## [Do this]
Return every line of the records below verbatim, with no pictures in the copy.

[Extracted data entries]
*-*-*

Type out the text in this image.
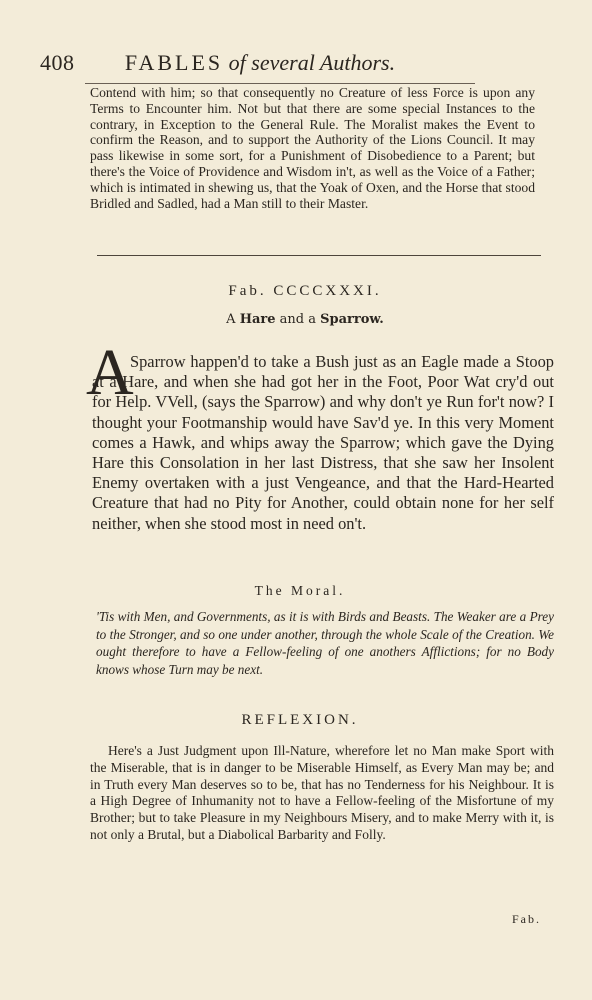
408	FABLES of several Authors.

Contend with him; so that consequently no Creature of less Force is upon any Terms to Encounter him. Not but that there are some special Instances to the contrary, in Exception to the General Rule. The Moralist makes the Event to confirm the Reason, and to support the Authority of the Lions Council. It may pass likewise in some sort, for a Punishment of Disobedience to a Parent; but there's the Voice of Providence and Wisdom in't, as well as the Voice of a Father; which is intimated in shewing us, that the Yoak of Oxen, and the Horse that stood Bridled and Sadled, had a Man still to their Master.

Fab. CCCCXXXI.
A Hare and a Sparrow.
A

Sparrow happen'd to take a Bush just as an Eagle made a Stoop at a Hare, and when she had got her in the Foot, Poor Wat cry'd out for Help. VVell, (says the Sparrow) and why don't ye Run for't now? I thought your Footmanship would have Sav'd ye. In this very Moment comes a Hawk, and whips away the Sparrow; which gave the Dying Hare this Consolation in her last Distress, that she saw her Insolent Enemy overtaken with a just Vengeance, and that the Hard-Hearted Creature that had no Pity for Another, could obtain none for her self neither, when she stood most in need on't.

The Moral.

'Tis with Men, and Governments, as it is with Birds and Beasts. The Weaker are a Prey to the Stronger, and so one under another, through the whole Scale of the Creation. We ought therefore to have a Fellow-feeling of one anothers Afflictions; for no Body knows whose Turn may be next.

REFLEXION.

Here's a Just Judgment upon Ill-Nature, wherefore let no Man make Sport with the Miserable, that is in danger to be Miserable Himself, as Every Man may be; and in Truth every Man deserves so to be, that has no Tenderness for his Neighbour. It is a High Degree of Inhumanity not to have a Fellow-feeling of the Misfortune of my Brother; but to take Pleasure in my Neighbours Misery, and to make Merry with it, is not only a Brutal, but a Diabolical Barbarity and Folly.

Fab.
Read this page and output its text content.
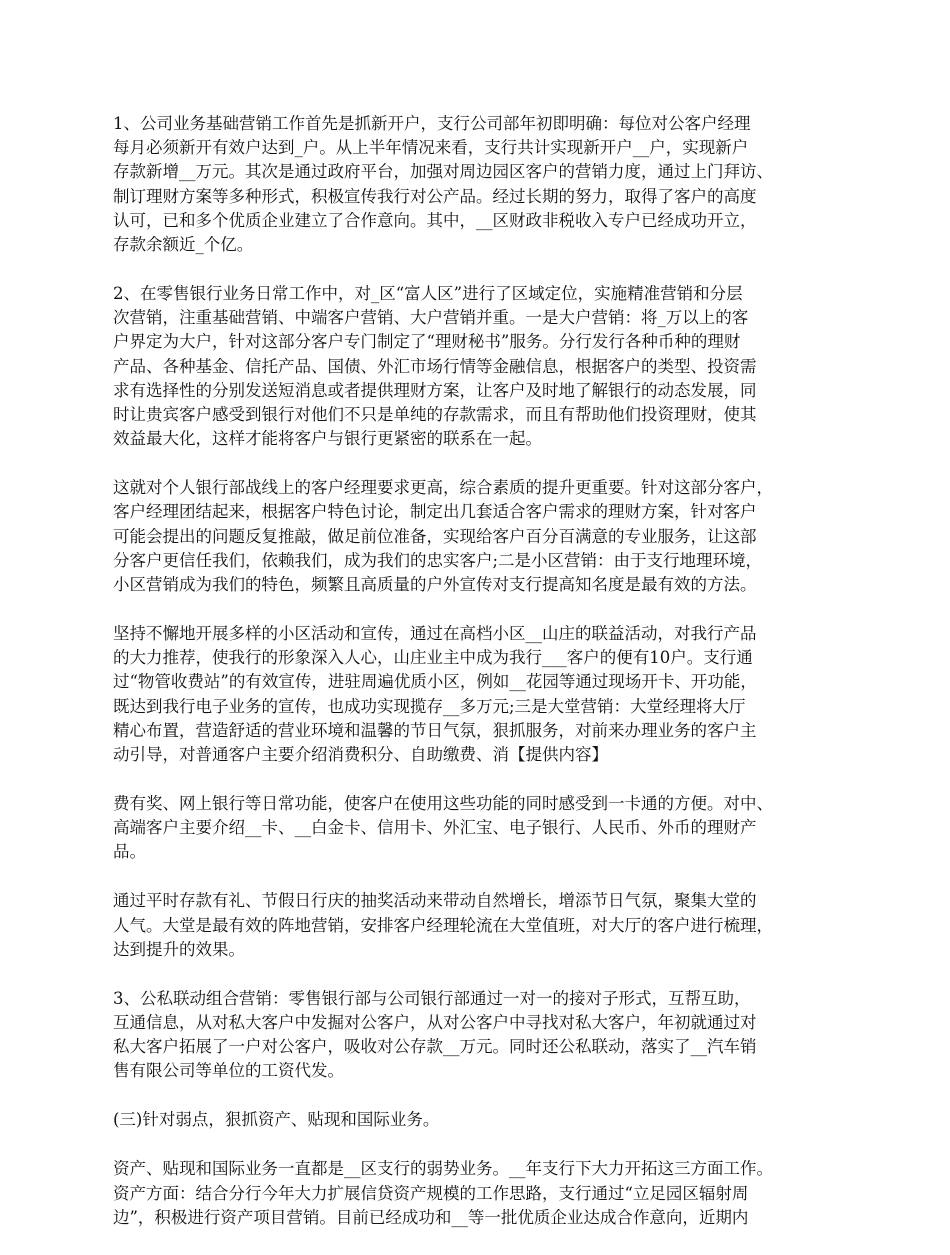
1、公司业务基础营销工作首先是抓新开户，支行公司部年初即明确：每位对公客户经理
每月必须新开有效户达到_户。从上半年情况来看，支行共计实现新开户__户，实现新户
存款新增__万元。其次是通过政府平台，加强对周边园区客户的营销力度，通过上门拜访、
制订理财方案等多种形式，积极宣传我行对公产品。经过长期的努力，取得了客户的高度
认可，已和多个优质企业建立了合作意向。其中，__区财政非税收入专户已经成功开立，
存款余额近_个亿。

2、在零售银行业务日常工作中，对_区“富人区”进行了区域定位，实施精准营销和分层
次营销，注重基础营销、中端客户营销、大户营销并重。一是大户营销：将_万以上的客
户界定为大户，针对这部分客户专门制定了“理财秘书”服务。分行发行各种币种的理财
产品、各种基金、信托产品、国债、外汇市场行情等金融信息，根据客户的类型、投资需
求有选择性的分别发送短消息或者提供理财方案，让客户及时地了解银行的动态发展，同
时让贵宾客户感受到银行对他们不只是单纯的存款需求，而且有帮助他们投资理财，使其
效益最大化，这样才能将客户与银行更紧密的联系在一起。

这就对个人银行部战线上的客户经理要求更高，综合素质的提升更重要。针对这部分客户，
客户经理团结起来，根据客户特色讨论，制定出几套适合客户需求的理财方案，针对客户
可能会提出的问题反复推敲，做足前位准备，实现给客户百分百满意的专业服务，让这部
分客户更信任我们，依赖我们，成为我们的忠实客户;二是小区营销：由于支行地理环境，
小区营销成为我们的特色，频繁且高质量的户外宣传对支行提高知名度是最有效的方法。

坚持不懈地开展多样的小区活动和宣传，通过在高档小区__山庄的联益活动，对我行产品
的大力推荐，使我行的形象深入人心，山庄业主中成为我行___客户的便有10户。支行通
过“物管收费站”的有效宣传，进驻周遍优质小区，例如__花园等通过现场开卡、开功能，
既达到我行电子业务的宣传，也成功实现揽存__多万元;三是大堂营销：大堂经理将大厅
精心布置，营造舒适的营业环境和温馨的节日气氛，狠抓服务，对前来办理业务的客户主
动引导，对普通客户主要介绍消费积分、自助缴费、消【提供内容】

费有奖、网上银行等日常功能，使客户在使用这些功能的同时感受到一卡通的方便。对中、
高端客户主要介绍__卡、__白金卡、信用卡、外汇宝、电子银行、人民币、外币的理财产
品。

通过平时存款有礼、节假日行庆的抽奖活动来带动自然增长，增添节日气氛，聚集大堂的
人气。大堂是最有效的阵地营销，安排客户经理轮流在大堂值班，对大厅的客户进行梳理，
达到提升的效果。

3、公私联动组合营销：零售银行部与公司银行部通过一对一的接对子形式，互帮互助，
互通信息，从对私大客户中发掘对公客户，从对公客户中寻找对私大客户，年初就通过对
私大客户拓展了一户对公客户，吸收对公存款__万元。同时还公私联动，落实了__汽车销
售有限公司等单位的工资代发。

(三)针对弱点，狠抓资产、贴现和国际业务。

资产、贴现和国际业务一直都是__区支行的弱势业务。__年支行下大力开拓这三方面工作。
资产方面：结合分行今年大力扩展信贷资产规模的工作思路，支行通过“立足园区辐射周
边”，积极进行资产项目营销。目前已经成功和__等一批优质企业达成合作意向，近期内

*-*-*

## [Worked answer]
Type out the text in this image.
408	FABLES of several Authors.

Contend with him; so that consequently no Creature of less Force is upon any Terms to Encounter him. Not but that there are some special Instances to the contrary, in Exception to the General Rule. The Moralist makes the Event to confirm the Reason, and to support the Authority of the Lions Council. It may pass likewise in some sort, for a Punishment of Disobedience to a Parent; but there's the Voice of Providence and Wisdom in't, as well as the Voice of a Father; which is intimated in shewing us, that the Yoak of Oxen, and the Horse that stood Bridled and Sadled, had a Man still to their Master.

Fab. CCCCXXXI.
A Hare and a Sparrow.
A

Sparrow happen'd to take a Bush just as an Eagle made a Stoop at a Hare, and when she had got her in the Foot, Poor Wat cry'd out for Help. VVell, (says the Sparrow) and why don't ye Run for't now? I thought your Footmanship would have Sav'd ye. In this very Moment comes a Hawk, and whips away the Sparrow; which gave the Dying Hare this Consolation in her last Distress, that she saw her Insolent Enemy overtaken with a just Vengeance, and that the Hard-Hearted Creature that had no Pity for Another, could obtain none for her self neither, when she stood most in need on't.

The Moral.

'Tis with Men, and Governments, as it is with Birds and Beasts. The Weaker are a Prey to the Stronger, and so one under another, through the whole Scale of the Creation. We ought therefore to have a Fellow-feeling of one anothers Afflictions; for no Body knows whose Turn may be next.

REFLEXION.

Here's a Just Judgment upon Ill-Nature, wherefore let no Man make Sport with the Miserable, that is in danger to be Miserable Himself, as Every Man may be; and in Truth every Man deserves so to be, that has no Tenderness for his Neighbour. It is a High Degree of Inhumanity not to have a Fellow-feeling of the Misfortune of my Brother; but to take Pleasure in my Neighbours Misery, and to make Merry with it, is not only a Brutal, but a Diabolical Barbarity and Folly.

Fab.
Read this page and output its text content.
1、公司业务基础营销工作首先是抓新开户，支行公司部年初即明确：每位对公客户经理
每月必须新开有效户达到_户。从上半年情况来看，支行共计实现新开户__户，实现新户
存款新增__万元。其次是通过政府平台，加强对周边园区客户的营销力度，通过上门拜访、
制订理财方案等多种形式，积极宣传我行对公产品。经过长期的努力，取得了客户的高度
认可，已和多个优质企业建立了合作意向。其中，__区财政非税收入专户已经成功开立，
存款余额近_个亿。

2、在零售银行业务日常工作中，对_区“富人区”进行了区域定位，实施精准营销和分层
次营销，注重基础营销、中端客户营销、大户营销并重。一是大户营销：将_万以上的客
户界定为大户，针对这部分客户专门制定了“理财秘书”服务。分行发行各种币种的理财
产品、各种基金、信托产品、国债、外汇市场行情等金融信息，根据客户的类型、投资需
求有选择性的分别发送短消息或者提供理财方案，让客户及时地了解银行的动态发展，同
时让贵宾客户感受到银行对他们不只是单纯的存款需求，而且有帮助他们投资理财，使其
效益最大化，这样才能将客户与银行更紧密的联系在一起。

这就对个人银行部战线上的客户经理要求更高，综合素质的提升更重要。针对这部分客户，
客户经理团结起来，根据客户特色讨论，制定出几套适合客户需求的理财方案，针对客户
可能会提出的问题反复推敲，做足前位准备，实现给客户百分百满意的专业服务，让这部
分客户更信任我们，依赖我们，成为我们的忠实客户;二是小区营销：由于支行地理环境，
小区营销成为我们的特色，频繁且高质量的户外宣传对支行提高知名度是最有效的方法。

坚持不懈地开展多样的小区活动和宣传，通过在高档小区__山庄的联益活动，对我行产品
的大力推荐，使我行的形象深入人心，山庄业主中成为我行___客户的便有10户。支行通
过“物管收费站”的有效宣传，进驻周遍优质小区，例如__花园等通过现场开卡、开功能，
既达到我行电子业务的宣传，也成功实现揽存__多万元;三是大堂营销：大堂经理将大厅
精心布置，营造舒适的营业环境和温馨的节日气氛，狠抓服务，对前来办理业务的客户主
动引导，对普通客户主要介绍消费积分、自助缴费、消【提供内容】

费有奖、网上银行等日常功能，使客户在使用这些功能的同时感受到一卡通的方便。对中、
高端客户主要介绍__卡、__白金卡、信用卡、外汇宝、电子银行、人民币、外币的理财产
品。

通过平时存款有礼、节假日行庆的抽奖活动来带动自然增长，增添节日气氛，聚集大堂的
人气。大堂是最有效的阵地营销，安排客户经理轮流在大堂值班，对大厅的客户进行梳理，
达到提升的效果。

3、公私联动组合营销：零售银行部与公司银行部通过一对一的接对子形式，互帮互助，
互通信息，从对私大客户中发掘对公客户，从对公客户中寻找对私大客户，年初就通过对
私大客户拓展了一户对公客户，吸收对公存款__万元。同时还公私联动，落实了__汽车销
售有限公司等单位的工资代发。

(三)针对弱点，狠抓资产、贴现和国际业务。

资产、贴现和国际业务一直都是__区支行的弱势业务。__年支行下大力开拓这三方面工作。
资产方面：结合分行今年大力扩展信贷资产规模的工作思路，支行通过“立足园区辐射周
边”，积极进行资产项目营销。目前已经成功和__等一批优质企业达成合作意向，近期内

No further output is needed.